— start of Record list —

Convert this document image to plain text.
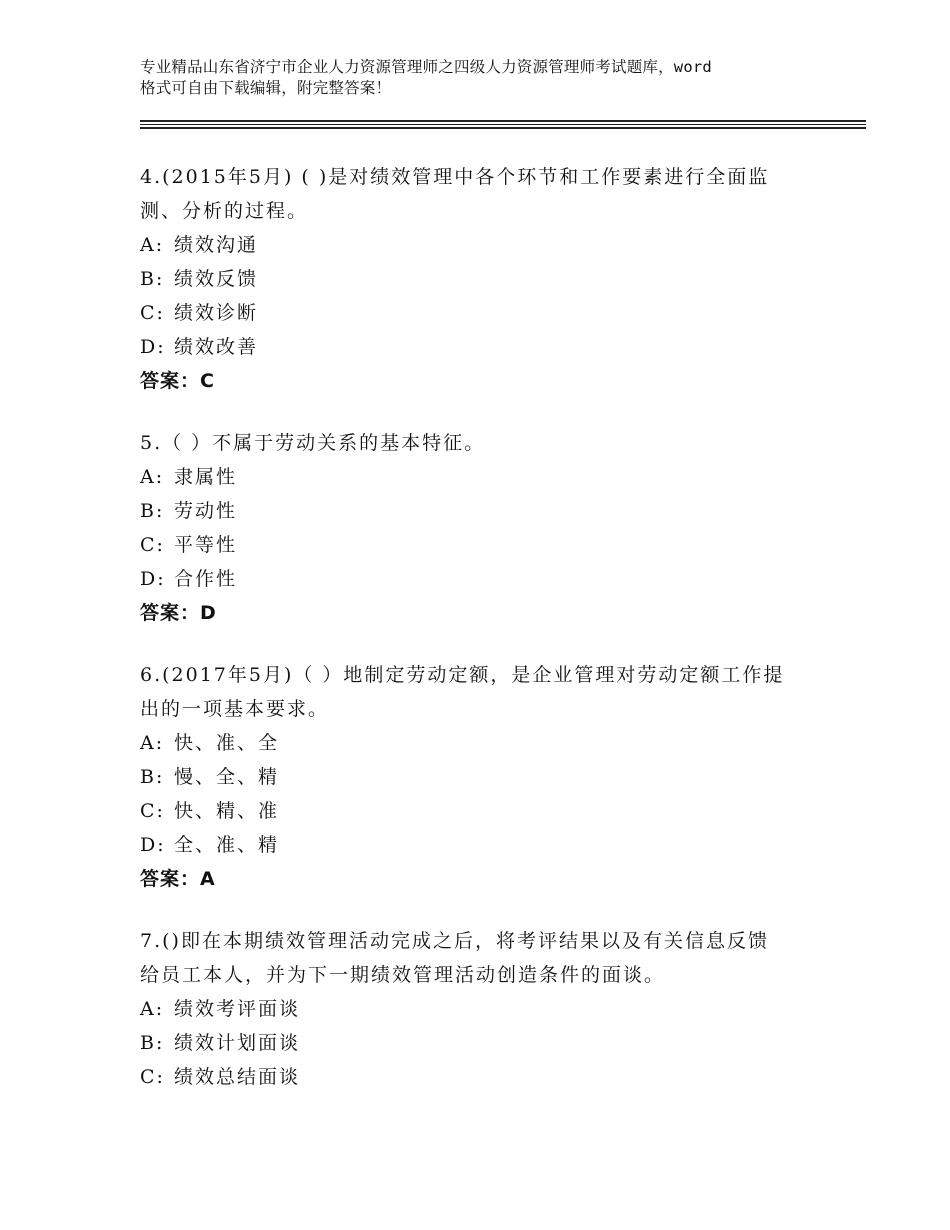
专业精品山东省济宁市企业人力资源管理师之四级人力资源管理师考试题库，word
格式可自由下载编辑，附完整答案！
4.(2015年5月) ( )是对绩效管理中各个环节和工作要素进行全面监
测、分析的过程。
A: 绩效沟通
B: 绩效反馈
C: 绩效诊断
D: 绩效改善
答案：C
5.（ ）不属于劳动关系的基本特征。
A: 隶属性
B: 劳动性
C: 平等性
D: 合作性
答案：D
6.(2017年5月)（ ）地制定劳动定额，是企业管理对劳动定额工作提
出的一项基本要求。
A: 快、准、全
B: 慢、全、精
C: 快、精、准
D: 全、准、精
答案：A
7.()即在本期绩效管理活动完成之后，将考评结果以及有关信息反馈
给员工本人，并为下一期绩效管理活动创造条件的面谈。
A: 绩效考评面谈
B: 绩效计划面谈
C: 绩效总结面谈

— end of Record list —

### To do
Reproduce every record above exactly, omitting the pictures.

### Correct result
Convert this document image to plain text.
专业精品山东省济宁市企业人力资源管理师之四级人力资源管理师考试题库，word
格式可自由下载编辑，附完整答案！
4.(2015年5月) ( )是对绩效管理中各个环节和工作要素进行全面监
测、分析的过程。
A: 绩效沟通
B: 绩效反馈
C: 绩效诊断
D: 绩效改善
答案：C
5.（ ）不属于劳动关系的基本特征。
A: 隶属性
B: 劳动性
C: 平等性
D: 合作性
答案：D
6.(2017年5月)（ ）地制定劳动定额，是企业管理对劳动定额工作提
出的一项基本要求。
A: 快、准、全
B: 慢、全、精
C: 快、精、准
D: 全、准、精
答案：A
7.()即在本期绩效管理活动完成之后，将考评结果以及有关信息反馈
给员工本人，并为下一期绩效管理活动创造条件的面谈。
A: 绩效考评面谈
B: 绩效计划面谈
C: 绩效总结面谈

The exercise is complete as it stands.